▸ **Source records**
- - -
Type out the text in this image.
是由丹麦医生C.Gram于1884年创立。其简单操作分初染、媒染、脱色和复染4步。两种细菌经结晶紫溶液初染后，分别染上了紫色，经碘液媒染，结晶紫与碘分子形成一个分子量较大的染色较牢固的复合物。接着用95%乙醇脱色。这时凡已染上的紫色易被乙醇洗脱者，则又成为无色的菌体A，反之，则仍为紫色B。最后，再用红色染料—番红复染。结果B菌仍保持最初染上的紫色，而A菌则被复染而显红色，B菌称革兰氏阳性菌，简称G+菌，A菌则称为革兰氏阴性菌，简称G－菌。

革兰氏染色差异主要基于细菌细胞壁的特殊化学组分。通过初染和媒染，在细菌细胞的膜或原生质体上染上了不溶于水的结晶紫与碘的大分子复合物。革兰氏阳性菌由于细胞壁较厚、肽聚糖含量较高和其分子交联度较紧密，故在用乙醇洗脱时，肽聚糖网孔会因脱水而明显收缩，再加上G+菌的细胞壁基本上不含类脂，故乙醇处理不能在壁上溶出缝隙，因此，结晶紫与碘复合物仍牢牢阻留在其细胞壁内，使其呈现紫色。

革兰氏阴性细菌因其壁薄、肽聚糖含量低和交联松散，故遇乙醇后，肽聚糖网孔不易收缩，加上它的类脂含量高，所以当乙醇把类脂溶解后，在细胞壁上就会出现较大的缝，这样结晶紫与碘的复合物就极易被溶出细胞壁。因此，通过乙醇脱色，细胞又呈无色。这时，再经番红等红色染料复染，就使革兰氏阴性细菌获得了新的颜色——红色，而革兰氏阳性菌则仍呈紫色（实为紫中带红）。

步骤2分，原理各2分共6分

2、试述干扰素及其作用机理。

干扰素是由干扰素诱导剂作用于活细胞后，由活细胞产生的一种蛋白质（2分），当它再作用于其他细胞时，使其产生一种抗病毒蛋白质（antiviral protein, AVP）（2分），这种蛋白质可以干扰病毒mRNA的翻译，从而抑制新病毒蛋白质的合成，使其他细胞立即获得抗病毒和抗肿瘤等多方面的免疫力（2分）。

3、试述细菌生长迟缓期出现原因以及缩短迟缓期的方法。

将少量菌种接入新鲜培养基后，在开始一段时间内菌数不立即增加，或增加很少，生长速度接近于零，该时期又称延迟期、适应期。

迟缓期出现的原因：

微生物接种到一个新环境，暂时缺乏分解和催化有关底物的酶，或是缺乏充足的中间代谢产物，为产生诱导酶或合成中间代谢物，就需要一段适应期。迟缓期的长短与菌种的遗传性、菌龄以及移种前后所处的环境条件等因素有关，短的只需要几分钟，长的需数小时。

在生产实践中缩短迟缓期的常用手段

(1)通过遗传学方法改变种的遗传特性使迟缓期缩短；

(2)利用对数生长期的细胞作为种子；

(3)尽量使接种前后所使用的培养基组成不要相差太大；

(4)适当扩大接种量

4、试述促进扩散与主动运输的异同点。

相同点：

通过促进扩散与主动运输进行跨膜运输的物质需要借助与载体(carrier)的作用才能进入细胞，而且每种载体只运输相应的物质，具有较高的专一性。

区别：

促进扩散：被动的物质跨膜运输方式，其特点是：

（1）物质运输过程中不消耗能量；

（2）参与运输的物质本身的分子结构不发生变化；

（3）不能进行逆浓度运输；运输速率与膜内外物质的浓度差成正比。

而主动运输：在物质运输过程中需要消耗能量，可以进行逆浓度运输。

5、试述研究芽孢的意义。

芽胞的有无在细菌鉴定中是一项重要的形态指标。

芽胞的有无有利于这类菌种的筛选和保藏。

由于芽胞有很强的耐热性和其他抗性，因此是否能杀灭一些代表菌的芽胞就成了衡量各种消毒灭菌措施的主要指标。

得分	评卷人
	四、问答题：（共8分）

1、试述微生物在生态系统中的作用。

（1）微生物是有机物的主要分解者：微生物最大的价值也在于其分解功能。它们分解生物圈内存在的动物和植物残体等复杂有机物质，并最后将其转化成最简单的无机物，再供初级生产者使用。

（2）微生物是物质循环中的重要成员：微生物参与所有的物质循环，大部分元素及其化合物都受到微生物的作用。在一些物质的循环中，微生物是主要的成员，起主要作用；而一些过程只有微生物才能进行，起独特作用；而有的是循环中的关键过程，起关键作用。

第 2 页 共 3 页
- - -
▸ **INSTRUCTIONS FOR THE TASK**
Line by line, reproduce the data above exactly.

▸ **EXERCISE RESULT**
Type out the text in this image.
是由丹麦医生C.Gram于1884年创立。其简单操作分初染、媒染、脱色和复染4步。两种细菌经结晶紫溶液初染后，分别染上了紫色，经碘液媒染，结晶紫与碘分子形成一个分子量较大的染色较牢固的复合物。接着用95%乙醇脱色。这时凡已染上的紫色易被乙醇洗脱者，则又成为无色的菌体A，反之，则仍为紫色B。最后，再用红色染料—番红复染。结果B菌仍保持最初染上的紫色，而A菌则被复染而显红色，B菌称革兰氏阳性菌，简称G+菌，A菌则称为革兰氏阴性菌，简称G－菌。

革兰氏染色差异主要基于细菌细胞壁的特殊化学组分。通过初染和媒染，在细菌细胞的膜或原生质体上染上了不溶于水的结晶紫与碘的大分子复合物。革兰氏阳性菌由于细胞壁较厚、肽聚糖含量较高和其分子交联度较紧密，故在用乙醇洗脱时，肽聚糖网孔会因脱水而明显收缩，再加上G+菌的细胞壁基本上不含类脂，故乙醇处理不能在壁上溶出缝隙，因此，结晶紫与碘复合物仍牢牢阻留在其细胞壁内，使其呈现紫色。

革兰氏阴性细菌因其壁薄、肽聚糖含量低和交联松散，故遇乙醇后，肽聚糖网孔不易收缩，加上它的类脂含量高，所以当乙醇把类脂溶解后，在细胞壁上就会出现较大的缝，这样结晶紫与碘的复合物就极易被溶出细胞壁。因此，通过乙醇脱色，细胞又呈无色。这时，再经番红等红色染料复染，就使革兰氏阴性细菌获得了新的颜色——红色，而革兰氏阳性菌则仍呈紫色（实为紫中带红）。

步骤2分，原理各2分共6分

2、试述干扰素及其作用机理。

干扰素是由干扰素诱导剂作用于活细胞后，由活细胞产生的一种蛋白质（2分），当它再作用于其他细胞时，使其产生一种抗病毒蛋白质（antiviral protein, AVP）（2分），这种蛋白质可以干扰病毒mRNA的翻译，从而抑制新病毒蛋白质的合成，使其他细胞立即获得抗病毒和抗肿瘤等多方面的免疫力（2分）。

3、试述细菌生长迟缓期出现原因以及缩短迟缓期的方法。

将少量菌种接入新鲜培养基后，在开始一段时间内菌数不立即增加，或增加很少，生长速度接近于零，该时期又称延迟期、适应期。

迟缓期出现的原因：

微生物接种到一个新环境，暂时缺乏分解和催化有关底物的酶，或是缺乏充足的中间代谢产物，为产生诱导酶或合成中间代谢物，就需要一段适应期。迟缓期的长短与菌种的遗传性、菌龄以及移种前后所处的环境条件等因素有关，短的只需要几分钟，长的需数小时。

在生产实践中缩短迟缓期的常用手段

(1)通过遗传学方法改变种的遗传特性使迟缓期缩短；

(2)利用对数生长期的细胞作为种子；

(3)尽量使接种前后所使用的培养基组成不要相差太大；

(4)适当扩大接种量

4、试述促进扩散与主动运输的异同点。

相同点：

通过促进扩散与主动运输进行跨膜运输的物质需要借助与载体(carrier)的作用才能进入细胞，而且每种载体只运输相应的物质，具有较高的专一性。

区别：

促进扩散：被动的物质跨膜运输方式，其特点是：

（1）物质运输过程中不消耗能量；

（2）参与运输的物质本身的分子结构不发生变化；

（3）不能进行逆浓度运输；运输速率与膜内外物质的浓度差成正比。

而主动运输：在物质运输过程中需要消耗能量，可以进行逆浓度运输。

5、试述研究芽孢的意义。

芽胞的有无在细菌鉴定中是一项重要的形态指标。

芽胞的有无有利于这类菌种的筛选和保藏。

由于芽胞有很强的耐热性和其他抗性，因此是否能杀灭一些代表菌的芽胞就成了衡量各种消毒灭菌措施的主要指标。

得分	评卷人
	四、问答题：（共8分）

1、试述微生物在生态系统中的作用。

（1）微生物是有机物的主要分解者：微生物最大的价值也在于其分解功能。它们分解生物圈内存在的动物和植物残体等复杂有机物质，并最后将其转化成最简单的无机物，再供初级生产者使用。

（2）微生物是物质循环中的重要成员：微生物参与所有的物质循环，大部分元素及其化合物都受到微生物的作用。在一些物质的循环中，微生物是主要的成员，起主要作用；而一些过程只有微生物才能进行，起独特作用；而有的是循环中的关键过程，起关键作用。

第 2 页 共 3 页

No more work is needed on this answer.